» **EXERCISE DATA**:

——

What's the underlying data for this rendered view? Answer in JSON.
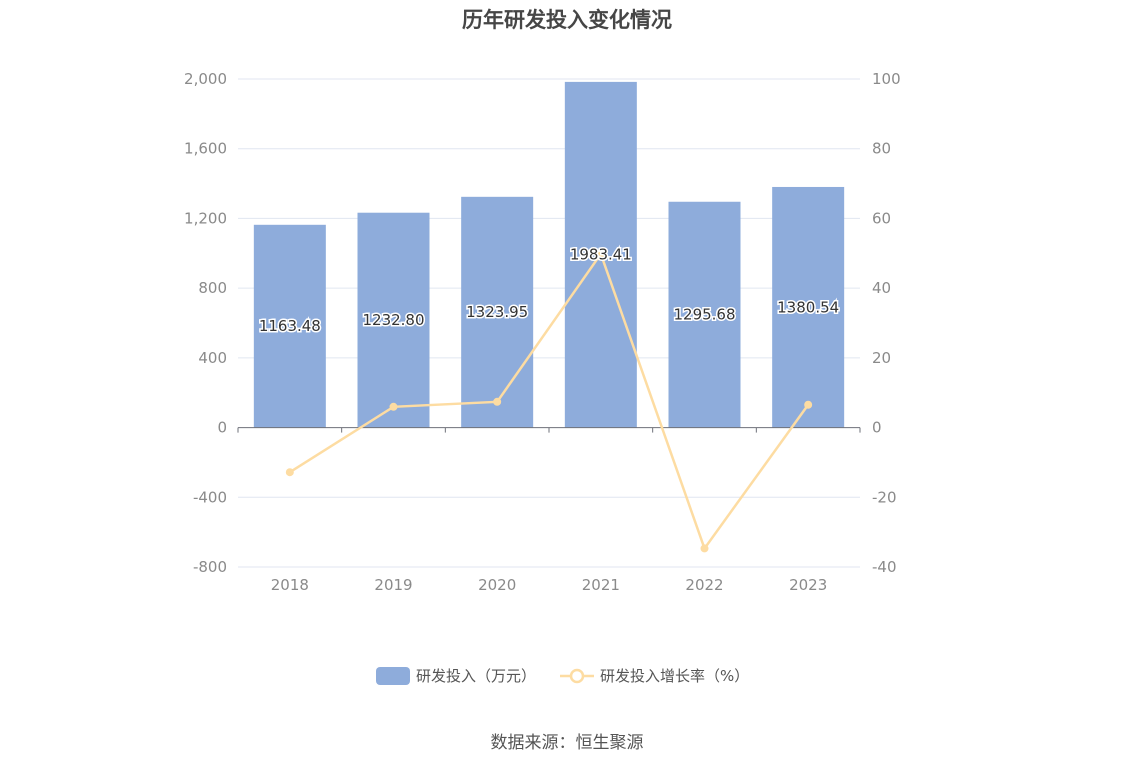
{
  "chart_data": {
    "type": "bar+line",
    "title": "历年研发投入变化情况",
    "categories": [
      "2018",
      "2019",
      "2020",
      "2021",
      "2022",
      "2023"
    ],
    "series": [
      {
        "name": "研发投入（万元）",
        "type": "bar",
        "axis": "left",
        "values": [
          1163.48,
          1232.8,
          1323.95,
          1983.41,
          1295.68,
          1380.54
        ],
        "labels": [
          "1163.48",
          "1232.80",
          "1323.95",
          "1983.41",
          "1295.68",
          "1380.54"
        ],
        "color": "#8eacdb"
      },
      {
        "name": "研发投入增长率（%）",
        "type": "line",
        "axis": "right",
        "values": [
          -12.8,
          5.96,
          7.39,
          49.81,
          -34.67,
          6.55
        ],
        "color": "#fddca2"
      }
    ],
    "y_left": {
      "min": -800,
      "max": 2000,
      "ticks": [
        -800,
        -400,
        0,
        400,
        800,
        1200,
        1600,
        2000
      ],
      "tick_labels": [
        "-800",
        "-400",
        "0",
        "400",
        "800",
        "1,200",
        "1,600",
        "2,000"
      ]
    },
    "y_right": {
      "min": -40,
      "max": 100,
      "ticks": [
        -40,
        -20,
        0,
        20,
        40,
        60,
        80,
        100
      ],
      "tick_labels": [
        "-40",
        "-20",
        "0",
        "20",
        "40",
        "60",
        "80",
        "100"
      ]
    },
    "grid": true,
    "legend_position": "bottom-center"
  },
  "source": "数据来源：恒生聚源"
}
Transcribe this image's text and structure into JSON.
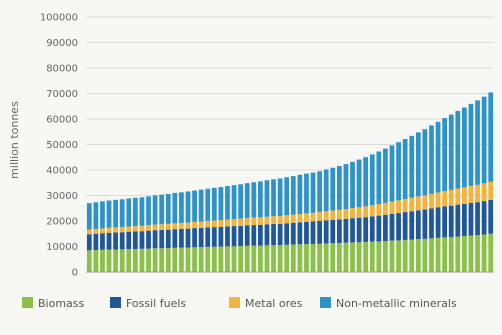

——

» **TO DO**:
Exclude the pictures, and transcribe all of the material exactly.

» **THE SOLUTION**:
What's the underlying data for this rendered view? Answer in JSON.
{
  "chart_data": {
    "type": "bar+line",
    "title": "历年研发投入变化情况",
    "categories": [
      "2018",
      "2019",
      "2020",
      "2021",
      "2022",
      "2023"
    ],
    "series": [
      {
        "name": "研发投入（万元）",
        "type": "bar",
        "axis": "left",
        "values": [
          1163.48,
          1232.8,
          1323.95,
          1983.41,
          1295.68,
          1380.54
        ],
        "labels": [
          "1163.48",
          "1232.80",
          "1323.95",
          "1983.41",
          "1295.68",
          "1380.54"
        ],
        "color": "#8eacdb"
      },
      {
        "name": "研发投入增长率（%）",
        "type": "line",
        "axis": "right",
        "values": [
          -12.8,
          5.96,
          7.39,
          49.81,
          -34.67,
          6.55
        ],
        "color": "#fddca2"
      }
    ],
    "y_left": {
      "min": -800,
      "max": 2000,
      "ticks": [
        -800,
        -400,
        0,
        400,
        800,
        1200,
        1600,
        2000
      ],
      "tick_labels": [
        "-800",
        "-400",
        "0",
        "400",
        "800",
        "1,200",
        "1,600",
        "2,000"
      ]
    },
    "y_right": {
      "min": -40,
      "max": 100,
      "ticks": [
        -40,
        -20,
        0,
        20,
        40,
        60,
        80,
        100
      ],
      "tick_labels": [
        "-40",
        "-20",
        "0",
        "20",
        "40",
        "60",
        "80",
        "100"
      ]
    },
    "grid": true,
    "legend_position": "bottom-center"
  },
  "source": "数据来源：恒生聚源"
}
Transcribe this image's text and structure into JSON.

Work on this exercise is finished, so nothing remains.